Scan each line of the records for the word "ruled" and extract the ones that have it.

(Records from a collection)
----
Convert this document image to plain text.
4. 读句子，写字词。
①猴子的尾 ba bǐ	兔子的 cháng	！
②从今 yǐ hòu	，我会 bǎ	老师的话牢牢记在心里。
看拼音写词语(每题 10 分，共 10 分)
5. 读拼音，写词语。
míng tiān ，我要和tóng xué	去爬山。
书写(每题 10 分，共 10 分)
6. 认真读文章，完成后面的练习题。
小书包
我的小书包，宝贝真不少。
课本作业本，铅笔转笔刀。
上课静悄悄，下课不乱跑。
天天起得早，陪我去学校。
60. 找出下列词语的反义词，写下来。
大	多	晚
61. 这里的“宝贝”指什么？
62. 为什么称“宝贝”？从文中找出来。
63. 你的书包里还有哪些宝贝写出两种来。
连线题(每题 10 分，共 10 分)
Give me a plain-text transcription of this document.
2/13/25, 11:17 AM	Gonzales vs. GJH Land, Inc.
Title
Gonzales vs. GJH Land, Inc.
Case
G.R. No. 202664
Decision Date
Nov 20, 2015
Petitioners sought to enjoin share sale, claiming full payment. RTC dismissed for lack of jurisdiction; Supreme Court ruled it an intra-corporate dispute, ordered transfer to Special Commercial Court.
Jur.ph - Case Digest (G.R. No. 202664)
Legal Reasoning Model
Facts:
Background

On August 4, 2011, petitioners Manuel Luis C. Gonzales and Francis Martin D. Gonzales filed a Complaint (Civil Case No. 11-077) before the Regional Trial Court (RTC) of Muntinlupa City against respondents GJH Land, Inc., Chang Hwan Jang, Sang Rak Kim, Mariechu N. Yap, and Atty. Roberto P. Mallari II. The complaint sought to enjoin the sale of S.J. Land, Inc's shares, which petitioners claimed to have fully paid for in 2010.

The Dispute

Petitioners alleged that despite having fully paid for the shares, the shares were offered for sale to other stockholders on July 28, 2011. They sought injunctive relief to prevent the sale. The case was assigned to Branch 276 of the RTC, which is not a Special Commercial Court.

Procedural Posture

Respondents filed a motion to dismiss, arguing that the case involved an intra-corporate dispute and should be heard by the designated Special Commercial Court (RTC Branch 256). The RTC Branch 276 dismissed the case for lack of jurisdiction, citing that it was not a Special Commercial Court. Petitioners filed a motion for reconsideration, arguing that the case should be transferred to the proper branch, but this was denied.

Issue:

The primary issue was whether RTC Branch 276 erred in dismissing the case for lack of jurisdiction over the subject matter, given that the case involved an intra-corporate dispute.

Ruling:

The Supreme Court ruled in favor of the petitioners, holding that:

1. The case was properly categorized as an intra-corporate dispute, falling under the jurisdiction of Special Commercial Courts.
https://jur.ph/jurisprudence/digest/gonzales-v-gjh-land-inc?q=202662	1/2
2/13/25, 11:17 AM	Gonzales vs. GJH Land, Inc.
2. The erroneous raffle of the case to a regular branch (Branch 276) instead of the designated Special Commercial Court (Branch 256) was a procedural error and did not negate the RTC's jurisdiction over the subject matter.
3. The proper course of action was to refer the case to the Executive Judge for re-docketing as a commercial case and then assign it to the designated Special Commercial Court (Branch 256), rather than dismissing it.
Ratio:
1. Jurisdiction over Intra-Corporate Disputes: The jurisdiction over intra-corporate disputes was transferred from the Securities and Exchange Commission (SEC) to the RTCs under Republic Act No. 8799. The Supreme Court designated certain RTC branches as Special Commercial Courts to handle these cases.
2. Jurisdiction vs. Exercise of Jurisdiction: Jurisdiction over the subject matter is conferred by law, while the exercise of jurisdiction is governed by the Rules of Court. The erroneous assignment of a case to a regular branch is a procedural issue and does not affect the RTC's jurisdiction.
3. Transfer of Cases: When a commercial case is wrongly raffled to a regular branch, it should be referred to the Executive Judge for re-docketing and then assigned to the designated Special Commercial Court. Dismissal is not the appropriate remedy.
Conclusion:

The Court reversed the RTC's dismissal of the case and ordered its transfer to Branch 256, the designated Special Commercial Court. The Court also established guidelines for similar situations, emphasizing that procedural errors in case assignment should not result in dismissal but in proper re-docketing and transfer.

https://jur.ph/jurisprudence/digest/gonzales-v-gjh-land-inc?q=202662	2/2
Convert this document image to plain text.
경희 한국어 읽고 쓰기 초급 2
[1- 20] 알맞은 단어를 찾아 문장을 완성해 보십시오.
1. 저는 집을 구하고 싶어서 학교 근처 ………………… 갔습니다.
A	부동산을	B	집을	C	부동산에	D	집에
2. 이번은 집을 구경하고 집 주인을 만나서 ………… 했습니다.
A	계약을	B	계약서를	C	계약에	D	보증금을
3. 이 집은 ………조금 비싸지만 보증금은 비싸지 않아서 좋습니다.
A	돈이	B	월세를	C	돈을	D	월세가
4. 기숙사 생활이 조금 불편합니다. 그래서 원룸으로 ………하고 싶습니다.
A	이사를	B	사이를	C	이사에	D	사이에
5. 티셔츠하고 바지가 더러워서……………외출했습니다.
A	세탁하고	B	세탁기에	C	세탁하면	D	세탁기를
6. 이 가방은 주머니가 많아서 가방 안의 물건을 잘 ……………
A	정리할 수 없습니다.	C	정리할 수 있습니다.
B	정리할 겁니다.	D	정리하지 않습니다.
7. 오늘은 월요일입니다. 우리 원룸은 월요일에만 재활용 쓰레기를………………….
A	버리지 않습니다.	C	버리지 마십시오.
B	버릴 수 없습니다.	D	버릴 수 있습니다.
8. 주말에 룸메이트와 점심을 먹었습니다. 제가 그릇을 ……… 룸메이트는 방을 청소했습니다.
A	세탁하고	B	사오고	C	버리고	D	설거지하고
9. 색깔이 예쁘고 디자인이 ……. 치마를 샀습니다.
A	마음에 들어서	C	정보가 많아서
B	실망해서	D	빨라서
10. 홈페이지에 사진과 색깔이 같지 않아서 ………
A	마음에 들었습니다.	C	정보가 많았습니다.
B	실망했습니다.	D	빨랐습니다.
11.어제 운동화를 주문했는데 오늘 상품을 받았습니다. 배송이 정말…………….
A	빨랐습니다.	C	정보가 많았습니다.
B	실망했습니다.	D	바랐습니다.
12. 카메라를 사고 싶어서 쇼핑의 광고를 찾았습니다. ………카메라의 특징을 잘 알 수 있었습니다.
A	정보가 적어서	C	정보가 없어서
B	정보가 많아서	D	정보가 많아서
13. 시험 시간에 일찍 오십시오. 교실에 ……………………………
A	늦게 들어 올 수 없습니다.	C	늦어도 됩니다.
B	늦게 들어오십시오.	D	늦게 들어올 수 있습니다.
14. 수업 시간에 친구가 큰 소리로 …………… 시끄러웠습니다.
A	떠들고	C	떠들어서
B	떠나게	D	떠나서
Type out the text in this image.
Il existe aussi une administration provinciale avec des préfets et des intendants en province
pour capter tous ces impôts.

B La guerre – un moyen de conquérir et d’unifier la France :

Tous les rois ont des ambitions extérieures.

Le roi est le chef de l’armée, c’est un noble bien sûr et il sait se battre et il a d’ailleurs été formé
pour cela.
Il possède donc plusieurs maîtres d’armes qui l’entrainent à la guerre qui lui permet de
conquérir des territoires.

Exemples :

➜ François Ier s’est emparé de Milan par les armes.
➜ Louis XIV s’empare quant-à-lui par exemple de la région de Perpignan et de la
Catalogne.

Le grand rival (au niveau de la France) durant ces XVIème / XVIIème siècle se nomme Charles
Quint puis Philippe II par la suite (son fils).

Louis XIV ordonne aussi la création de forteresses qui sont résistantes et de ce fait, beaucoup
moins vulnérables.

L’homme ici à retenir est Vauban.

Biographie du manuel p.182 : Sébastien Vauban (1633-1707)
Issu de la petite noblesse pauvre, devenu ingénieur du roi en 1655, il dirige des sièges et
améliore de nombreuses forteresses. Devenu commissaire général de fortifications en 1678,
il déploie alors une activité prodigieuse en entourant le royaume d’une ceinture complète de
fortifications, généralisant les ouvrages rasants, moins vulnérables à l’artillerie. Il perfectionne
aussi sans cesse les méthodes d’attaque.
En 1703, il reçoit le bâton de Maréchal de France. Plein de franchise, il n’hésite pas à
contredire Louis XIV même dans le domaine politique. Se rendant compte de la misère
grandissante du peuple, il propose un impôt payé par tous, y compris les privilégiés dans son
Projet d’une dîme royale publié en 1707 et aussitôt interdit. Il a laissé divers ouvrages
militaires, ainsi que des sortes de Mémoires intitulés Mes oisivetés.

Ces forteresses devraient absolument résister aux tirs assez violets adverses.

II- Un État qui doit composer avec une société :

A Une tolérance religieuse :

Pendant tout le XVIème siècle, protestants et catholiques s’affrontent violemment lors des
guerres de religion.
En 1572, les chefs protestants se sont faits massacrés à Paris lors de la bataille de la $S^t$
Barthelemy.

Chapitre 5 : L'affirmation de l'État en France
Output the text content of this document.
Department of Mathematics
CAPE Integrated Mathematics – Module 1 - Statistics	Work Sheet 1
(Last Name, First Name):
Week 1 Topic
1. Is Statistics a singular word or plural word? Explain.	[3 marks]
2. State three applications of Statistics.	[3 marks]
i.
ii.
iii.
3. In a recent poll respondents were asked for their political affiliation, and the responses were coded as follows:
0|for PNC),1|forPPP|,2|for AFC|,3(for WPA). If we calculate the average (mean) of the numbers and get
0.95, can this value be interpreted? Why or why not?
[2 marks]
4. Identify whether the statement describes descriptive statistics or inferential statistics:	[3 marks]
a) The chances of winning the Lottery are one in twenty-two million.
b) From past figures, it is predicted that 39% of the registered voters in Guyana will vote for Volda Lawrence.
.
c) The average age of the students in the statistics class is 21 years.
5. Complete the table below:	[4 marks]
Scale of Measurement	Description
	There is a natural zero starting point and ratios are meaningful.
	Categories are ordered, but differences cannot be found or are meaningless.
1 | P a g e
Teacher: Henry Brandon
----
▶ **EXPECTED ANSWER**:
Petitioners sought to enjoin share sale, claiming full payment. RTC dismissed for lack of jurisdiction; Supreme Court ruled it an intra-corporate dispute, ordered transfer to Special Commercial Court.
The Supreme Court ruled in favor of the petitioners, holding that:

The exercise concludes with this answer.